-- start --

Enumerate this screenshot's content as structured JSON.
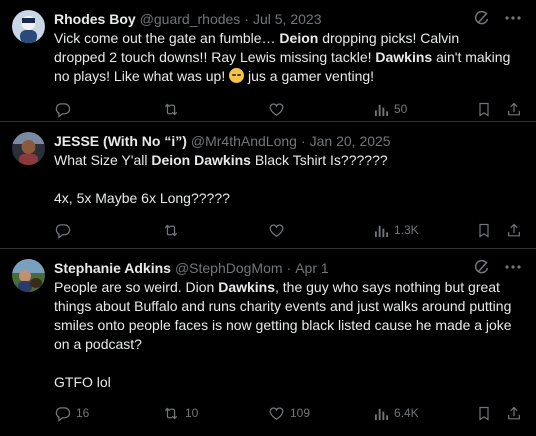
{
  "tweets": [
    {
      "name": "Rhodes Boy",
      "handle": "@guard_rhodes",
      "dot": "·",
      "date": "Jul 5, 2023",
      "avatar_color": "#c8d6e6",
      "text": {
        "s1": "Vick come out the gate an fumble…  ",
        "b1": "Deion",
        "s2": " dropping picks! Calvin dropped 2 touch downs!! Ray Lewis missing tackle! ",
        "b2": "Dawkins",
        "s3": " ain't making no plays! Like what was up! ",
        "s4": " jus a gamer venting!"
      },
      "stats": {
        "replies": "",
        "retweets": "",
        "likes": "",
        "views": "50"
      }
    },
    {
      "name": "JESSE (With No “i”)",
      "handle": "@Mr4thAndLong",
      "dot": "·",
      "date": "Jan 20, 2025",
      "avatar_color": "#8a3a3a",
      "text": {
        "s1": "What Size Y'all ",
        "b1": "Deion Dawkins",
        "s2": " Black Tshirt Is??????",
        "s3": "4x, 5x Maybe 6x Long?????"
      },
      "stats": {
        "replies": "",
        "retweets": "",
        "likes": "",
        "views": "1.3K"
      }
    },
    {
      "name": "Stephanie Adkins",
      "handle": "@StephDogMom",
      "dot": "·",
      "date": "Apr 1",
      "avatar_color": "#4a7a3a",
      "text": {
        "s1": "People are so weird. Dion ",
        "b1": "Dawkins",
        "s2": ", the guy who says nothing but great things about Buffalo and runs charity events and just walks around putting smiles onto people faces is now getting black listed cause he made a joke on a podcast?",
        "s3": "GTFO lol"
      },
      "stats": {
        "replies": "16",
        "retweets": "10",
        "likes": "109",
        "views": "6.4K"
      }
    }
  ],
  "icons": {
    "grok": "grok-icon",
    "more": "more-icon",
    "reply": "reply-icon",
    "retweet": "retweet-icon",
    "like": "like-icon",
    "views": "views-icon",
    "bookmark": "bookmark-icon",
    "share": "share-icon"
  },
  "colors": {
    "background": "#000000",
    "text": "#e7e9ea",
    "muted": "#71767b",
    "divider": "#2f3336"
  }
}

-- end --

**Exercise aim**
Copy every line above in which the string "Dawkins" shows up.

**Output of the exercise**
        "b2": "Dawkins",
        "b1": "Deion Dawkins",
        "b1": "Dawkins",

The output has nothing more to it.